— Required work —
Work out how many lines include "concepciones" and answer with that number only.

___ Task input ___

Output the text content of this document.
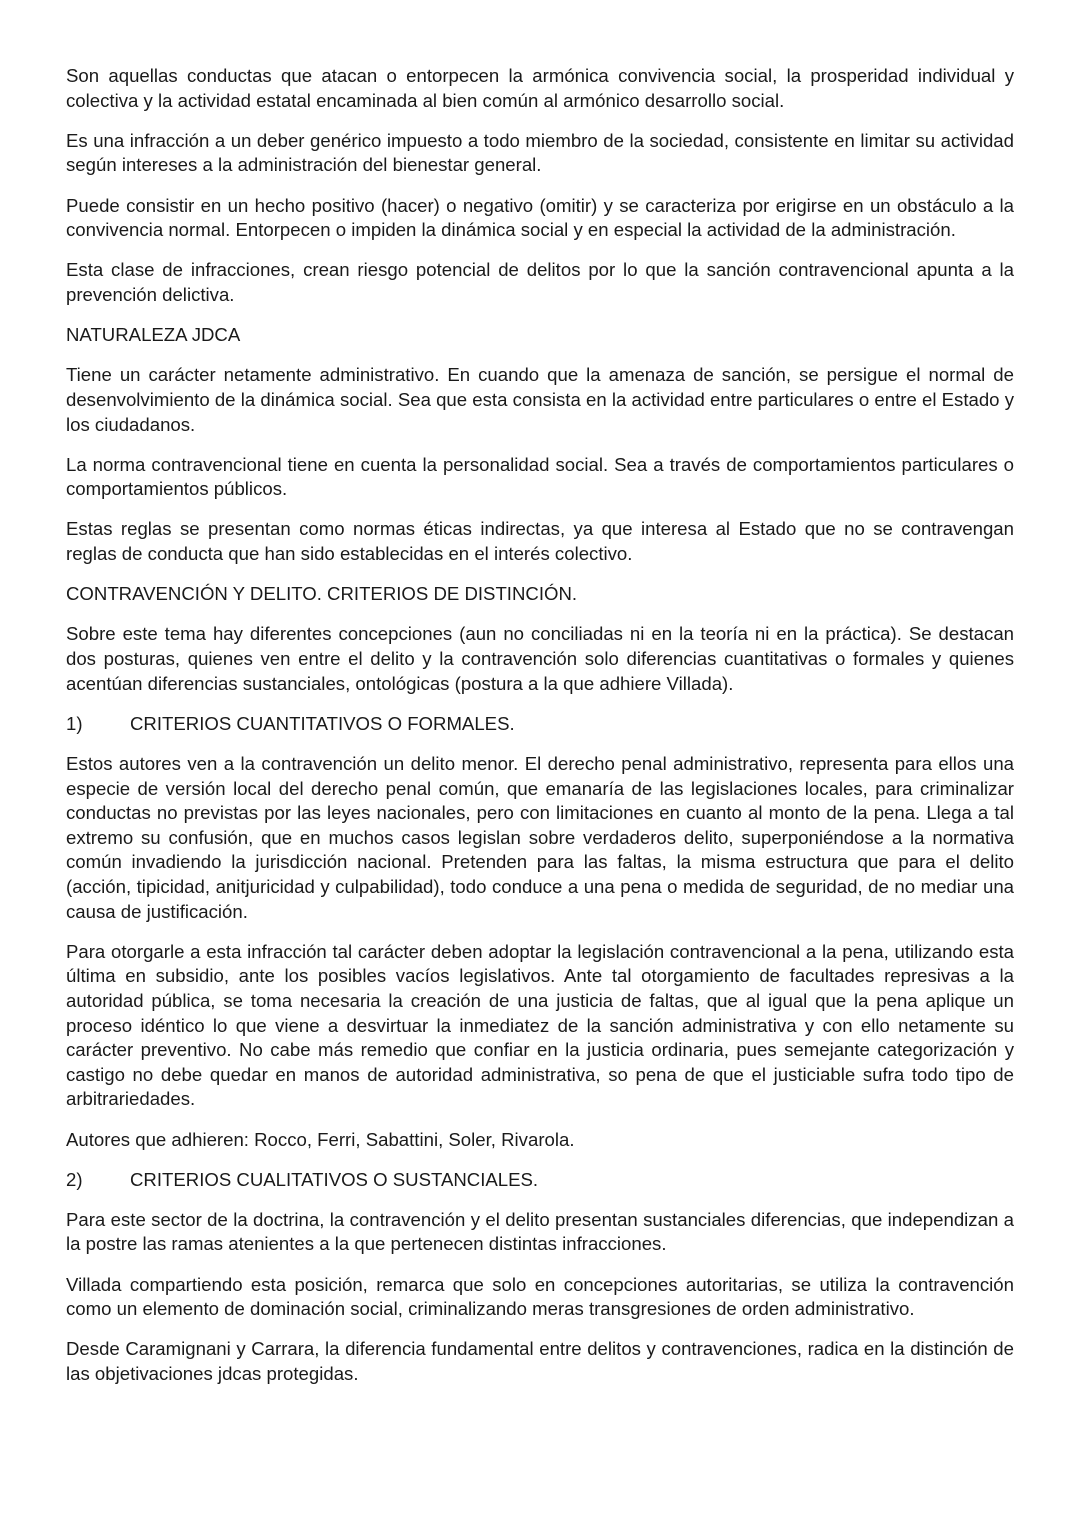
Son aquellas conductas que atacan o entorpecen la armónica convivencia social, la prosperidad individual y colectiva y la actividad estatal encaminada al bien común al armónico desarrollo social.

Es una infracción a un deber genérico impuesto a todo miembro de la sociedad, consistente en limitar su actividad según intereses a la administración del bienestar general.

Puede consistir en un hecho positivo (hacer) o negativo (omitir) y se caracteriza por erigirse en un obstáculo a la convivencia normal. Entorpecen o impiden la dinámica social y en especial la actividad de la administración.

Esta clase de infracciones, crean riesgo potencial de delitos por lo que la sanción contravencional apunta a la prevención delictiva.

NATURALEZA JDCA

Tiene un carácter netamente administrativo. En cuando que la amenaza de sanción, se persigue el normal de desenvolvimiento de la dinámica social. Sea que esta consista en la actividad entre particulares o entre el Estado y los ciudadanos.

La norma contravencional tiene en cuenta la personalidad social. Sea a través de comportamientos particulares o comportamientos públicos.

Estas reglas se presentan como normas éticas indirectas, ya que interesa al Estado que no se contravengan reglas de conducta que han sido establecidas en el interés colectivo.

CONTRAVENCIÓN Y DELITO. CRITERIOS DE DISTINCIÓN.

Sobre este tema hay diferentes concepciones (aun no conciliadas ni en la teoría ni en la práctica). Se destacan dos posturas, quienes ven entre el delito y la contravención solo diferencias cuantitativas o formales y quienes acentúan diferencias sustanciales, ontológicas (postura a la que adhiere Villada).

1)	CRITERIOS CUANTITATIVOS O FORMALES.

Estos autores ven a la contravención un delito menor. El derecho penal administrativo, representa para ellos una especie de versión local del derecho penal común, que emanaría de las legislaciones locales, para criminalizar conductas no previstas por las leyes nacionales, pero con limitaciones en cuanto al monto de la pena. Llega a tal extremo su confusión, que en muchos casos legislan sobre verdaderos delito, superponiéndose a la normativa común invadiendo la jurisdicción nacional. Pretenden para las faltas, la misma estructura que para el delito (acción, tipicidad, anitjuricidad y culpabilidad), todo conduce a una pena o medida de seguridad, de no mediar una causa de justificación.

Para otorgarle a esta infracción tal carácter deben adoptar la legislación contravencional a la pena, utilizando esta última en subsidio, ante los posibles vacíos legislativos. Ante tal otorgamiento de facultades represivas a la autoridad pública, se toma necesaria la creación de una justicia de faltas, que al igual que la pena aplique un proceso idéntico lo que viene a desvirtuar la inmediatez de la sanción administrativa y con ello netamente su carácter preventivo. No cabe más remedio que confiar en la justicia ordinaria, pues semejante categorización y castigo no debe quedar en manos de autoridad administrativa, so pena de que el justiciable sufra todo tipo de arbitrariedades.

Autores que adhieren: Rocco, Ferri, Sabattini, Soler, Rivarola.

2)	CRITERIOS CUALITATIVOS O SUSTANCIALES.

Para este sector de la doctrina, la contravención y el delito presentan sustanciales diferencias, que independizan a la postre las ramas atenientes a la que pertenecen distintas infracciones.

Villada compartiendo esta posición, remarca que solo en concepciones autoritarias, se utiliza la contravención como un elemento de dominación social, criminalizando meras transgresiones de orden administrativo.

Desde Caramignani y Carrara, la diferencia fundamental entre delitos y contravenciones, radica en la distinción de las objetivaciones jdcas protegidas.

___

— Response below —
2